## START DATA SUPPLIED

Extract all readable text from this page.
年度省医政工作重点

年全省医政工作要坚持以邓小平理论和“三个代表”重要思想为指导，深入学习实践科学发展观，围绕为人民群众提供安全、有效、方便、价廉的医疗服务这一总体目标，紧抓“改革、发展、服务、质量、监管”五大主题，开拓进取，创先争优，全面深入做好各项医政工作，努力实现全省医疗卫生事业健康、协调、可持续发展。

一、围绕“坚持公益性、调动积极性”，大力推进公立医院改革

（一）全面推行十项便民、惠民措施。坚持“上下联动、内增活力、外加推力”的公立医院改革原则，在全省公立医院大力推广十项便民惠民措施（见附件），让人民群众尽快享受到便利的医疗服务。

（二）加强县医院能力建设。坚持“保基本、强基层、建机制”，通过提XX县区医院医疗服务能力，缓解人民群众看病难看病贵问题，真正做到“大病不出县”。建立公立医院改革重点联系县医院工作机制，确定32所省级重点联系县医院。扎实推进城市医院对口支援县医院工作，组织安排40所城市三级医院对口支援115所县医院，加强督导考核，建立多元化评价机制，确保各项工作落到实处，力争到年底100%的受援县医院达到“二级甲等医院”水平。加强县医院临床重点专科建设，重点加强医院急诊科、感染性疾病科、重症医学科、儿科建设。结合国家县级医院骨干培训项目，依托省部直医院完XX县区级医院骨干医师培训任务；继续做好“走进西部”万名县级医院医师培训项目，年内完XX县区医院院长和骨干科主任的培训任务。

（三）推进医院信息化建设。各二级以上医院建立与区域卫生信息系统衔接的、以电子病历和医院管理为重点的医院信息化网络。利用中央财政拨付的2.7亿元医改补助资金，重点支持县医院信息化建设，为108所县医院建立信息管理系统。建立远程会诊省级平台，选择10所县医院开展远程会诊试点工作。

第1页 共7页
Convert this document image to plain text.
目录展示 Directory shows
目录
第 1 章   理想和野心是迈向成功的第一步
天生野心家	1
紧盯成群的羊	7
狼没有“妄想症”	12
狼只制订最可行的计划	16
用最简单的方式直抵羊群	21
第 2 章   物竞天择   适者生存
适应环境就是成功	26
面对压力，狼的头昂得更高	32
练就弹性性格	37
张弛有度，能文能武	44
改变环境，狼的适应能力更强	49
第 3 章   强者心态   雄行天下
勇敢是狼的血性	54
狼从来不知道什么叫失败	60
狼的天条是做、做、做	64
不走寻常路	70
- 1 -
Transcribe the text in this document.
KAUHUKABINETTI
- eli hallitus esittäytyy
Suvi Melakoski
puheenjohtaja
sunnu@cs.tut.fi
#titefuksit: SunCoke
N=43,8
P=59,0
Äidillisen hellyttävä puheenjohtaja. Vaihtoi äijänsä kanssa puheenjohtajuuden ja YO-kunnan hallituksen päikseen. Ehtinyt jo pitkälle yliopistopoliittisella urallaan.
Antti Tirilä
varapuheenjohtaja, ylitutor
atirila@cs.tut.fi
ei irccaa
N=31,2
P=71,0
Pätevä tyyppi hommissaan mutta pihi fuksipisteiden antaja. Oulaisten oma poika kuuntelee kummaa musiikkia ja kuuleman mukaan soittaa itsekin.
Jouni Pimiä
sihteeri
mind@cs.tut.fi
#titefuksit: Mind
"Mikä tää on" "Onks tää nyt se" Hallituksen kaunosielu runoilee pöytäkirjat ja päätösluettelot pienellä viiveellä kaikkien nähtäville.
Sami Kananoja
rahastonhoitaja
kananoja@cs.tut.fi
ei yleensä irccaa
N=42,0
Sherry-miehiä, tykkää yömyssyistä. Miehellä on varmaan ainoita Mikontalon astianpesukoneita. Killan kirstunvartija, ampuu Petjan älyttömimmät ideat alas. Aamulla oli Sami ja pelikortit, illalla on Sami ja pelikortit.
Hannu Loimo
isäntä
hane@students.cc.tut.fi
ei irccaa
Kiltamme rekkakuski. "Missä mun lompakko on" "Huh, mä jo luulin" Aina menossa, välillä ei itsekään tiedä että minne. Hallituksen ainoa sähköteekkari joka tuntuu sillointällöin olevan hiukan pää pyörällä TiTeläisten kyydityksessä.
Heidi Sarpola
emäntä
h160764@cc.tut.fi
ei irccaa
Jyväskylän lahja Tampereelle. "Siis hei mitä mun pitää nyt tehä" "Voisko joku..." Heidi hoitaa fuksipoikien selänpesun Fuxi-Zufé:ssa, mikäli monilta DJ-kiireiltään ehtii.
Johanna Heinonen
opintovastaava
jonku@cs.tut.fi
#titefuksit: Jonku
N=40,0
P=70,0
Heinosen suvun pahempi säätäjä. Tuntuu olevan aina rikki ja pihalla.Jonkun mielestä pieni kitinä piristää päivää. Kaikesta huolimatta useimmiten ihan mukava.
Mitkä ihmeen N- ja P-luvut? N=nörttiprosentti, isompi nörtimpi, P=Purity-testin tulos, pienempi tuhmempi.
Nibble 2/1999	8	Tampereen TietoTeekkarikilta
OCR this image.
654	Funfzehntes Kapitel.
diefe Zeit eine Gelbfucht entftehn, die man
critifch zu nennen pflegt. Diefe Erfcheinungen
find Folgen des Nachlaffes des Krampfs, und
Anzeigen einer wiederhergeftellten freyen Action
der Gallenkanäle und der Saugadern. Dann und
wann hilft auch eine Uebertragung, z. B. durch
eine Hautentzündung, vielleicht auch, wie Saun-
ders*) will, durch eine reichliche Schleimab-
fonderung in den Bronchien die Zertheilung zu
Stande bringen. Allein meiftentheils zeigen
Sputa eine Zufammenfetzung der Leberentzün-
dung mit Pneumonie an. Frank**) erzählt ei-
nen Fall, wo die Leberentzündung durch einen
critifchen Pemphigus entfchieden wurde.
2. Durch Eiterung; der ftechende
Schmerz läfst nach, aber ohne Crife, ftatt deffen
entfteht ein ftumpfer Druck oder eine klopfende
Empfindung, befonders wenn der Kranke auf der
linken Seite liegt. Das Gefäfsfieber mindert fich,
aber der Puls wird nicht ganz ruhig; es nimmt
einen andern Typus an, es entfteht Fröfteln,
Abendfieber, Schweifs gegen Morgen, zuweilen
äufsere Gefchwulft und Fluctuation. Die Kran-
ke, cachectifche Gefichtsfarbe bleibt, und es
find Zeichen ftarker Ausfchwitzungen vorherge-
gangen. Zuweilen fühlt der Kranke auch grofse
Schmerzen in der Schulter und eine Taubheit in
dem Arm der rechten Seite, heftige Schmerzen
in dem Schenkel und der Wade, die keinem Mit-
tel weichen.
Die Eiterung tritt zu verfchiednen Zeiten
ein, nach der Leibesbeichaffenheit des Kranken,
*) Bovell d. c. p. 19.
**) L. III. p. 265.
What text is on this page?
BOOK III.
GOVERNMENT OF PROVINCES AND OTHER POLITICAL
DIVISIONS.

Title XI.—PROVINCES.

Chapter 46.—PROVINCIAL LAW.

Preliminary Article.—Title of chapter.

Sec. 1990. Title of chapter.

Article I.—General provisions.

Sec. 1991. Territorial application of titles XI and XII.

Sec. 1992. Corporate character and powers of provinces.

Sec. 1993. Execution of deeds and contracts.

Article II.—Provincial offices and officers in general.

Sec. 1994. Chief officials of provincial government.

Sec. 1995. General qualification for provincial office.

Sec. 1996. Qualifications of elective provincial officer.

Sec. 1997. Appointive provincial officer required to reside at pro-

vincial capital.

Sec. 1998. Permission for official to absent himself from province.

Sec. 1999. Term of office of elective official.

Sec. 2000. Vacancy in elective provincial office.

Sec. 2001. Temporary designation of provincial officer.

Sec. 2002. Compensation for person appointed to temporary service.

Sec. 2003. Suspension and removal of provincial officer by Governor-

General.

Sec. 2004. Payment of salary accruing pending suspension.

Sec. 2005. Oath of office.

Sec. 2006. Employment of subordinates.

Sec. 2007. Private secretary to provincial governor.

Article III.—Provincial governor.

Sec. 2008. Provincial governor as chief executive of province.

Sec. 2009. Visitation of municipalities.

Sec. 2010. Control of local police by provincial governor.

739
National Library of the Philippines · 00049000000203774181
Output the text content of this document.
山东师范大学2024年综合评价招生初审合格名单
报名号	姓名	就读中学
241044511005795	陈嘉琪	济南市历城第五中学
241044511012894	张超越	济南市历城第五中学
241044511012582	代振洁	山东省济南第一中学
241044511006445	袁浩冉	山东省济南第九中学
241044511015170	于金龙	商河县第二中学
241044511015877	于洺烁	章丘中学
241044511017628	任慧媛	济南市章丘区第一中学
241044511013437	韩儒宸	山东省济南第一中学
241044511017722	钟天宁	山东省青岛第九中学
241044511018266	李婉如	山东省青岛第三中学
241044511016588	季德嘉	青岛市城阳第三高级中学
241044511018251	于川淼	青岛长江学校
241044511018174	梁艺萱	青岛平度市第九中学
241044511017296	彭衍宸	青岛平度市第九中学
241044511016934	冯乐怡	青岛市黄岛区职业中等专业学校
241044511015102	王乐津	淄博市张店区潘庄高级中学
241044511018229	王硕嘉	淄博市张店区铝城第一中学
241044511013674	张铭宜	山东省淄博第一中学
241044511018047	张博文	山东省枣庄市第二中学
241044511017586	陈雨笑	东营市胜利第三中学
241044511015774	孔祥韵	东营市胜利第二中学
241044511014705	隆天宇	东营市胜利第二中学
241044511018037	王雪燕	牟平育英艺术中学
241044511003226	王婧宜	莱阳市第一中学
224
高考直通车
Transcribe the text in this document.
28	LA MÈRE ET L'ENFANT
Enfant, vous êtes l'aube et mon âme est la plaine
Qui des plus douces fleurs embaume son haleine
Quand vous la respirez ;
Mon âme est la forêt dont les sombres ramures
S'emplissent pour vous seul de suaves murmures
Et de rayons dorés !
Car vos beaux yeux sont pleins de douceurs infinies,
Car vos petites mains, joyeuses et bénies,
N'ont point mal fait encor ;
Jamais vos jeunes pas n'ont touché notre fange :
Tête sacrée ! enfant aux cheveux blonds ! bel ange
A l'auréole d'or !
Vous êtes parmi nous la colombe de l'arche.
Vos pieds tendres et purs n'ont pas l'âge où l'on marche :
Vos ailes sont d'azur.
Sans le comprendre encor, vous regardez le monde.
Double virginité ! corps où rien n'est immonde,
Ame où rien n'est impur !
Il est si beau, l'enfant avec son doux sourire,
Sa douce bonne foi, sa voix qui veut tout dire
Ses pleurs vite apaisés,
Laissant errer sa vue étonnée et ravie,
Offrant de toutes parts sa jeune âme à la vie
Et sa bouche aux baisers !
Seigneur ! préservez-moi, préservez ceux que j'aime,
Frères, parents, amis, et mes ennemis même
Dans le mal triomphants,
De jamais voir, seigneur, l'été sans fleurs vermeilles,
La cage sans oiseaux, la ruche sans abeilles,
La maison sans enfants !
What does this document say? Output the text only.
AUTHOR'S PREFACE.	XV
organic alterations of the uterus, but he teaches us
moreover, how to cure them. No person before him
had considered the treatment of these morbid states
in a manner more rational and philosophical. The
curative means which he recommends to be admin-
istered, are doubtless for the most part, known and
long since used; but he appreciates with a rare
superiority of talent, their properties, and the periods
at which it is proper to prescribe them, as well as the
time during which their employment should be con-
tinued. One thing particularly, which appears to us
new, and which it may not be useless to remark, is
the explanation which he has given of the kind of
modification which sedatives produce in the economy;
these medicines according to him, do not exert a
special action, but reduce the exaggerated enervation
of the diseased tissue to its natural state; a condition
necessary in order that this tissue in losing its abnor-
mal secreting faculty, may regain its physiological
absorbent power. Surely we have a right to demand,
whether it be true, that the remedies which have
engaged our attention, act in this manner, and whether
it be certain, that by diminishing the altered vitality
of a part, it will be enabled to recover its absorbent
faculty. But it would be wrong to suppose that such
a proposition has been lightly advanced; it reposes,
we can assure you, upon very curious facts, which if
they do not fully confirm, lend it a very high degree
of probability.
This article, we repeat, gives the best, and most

## END DATA SUPPLIED

EXERCISE OBJECTIVE: Scan the material above. Return every line containing the string "einen".

CORRECT RESPONSE:
nen Fall, wo die Leberentzündung durch einen
einen andern Typus an, es entfteht Fröfteln,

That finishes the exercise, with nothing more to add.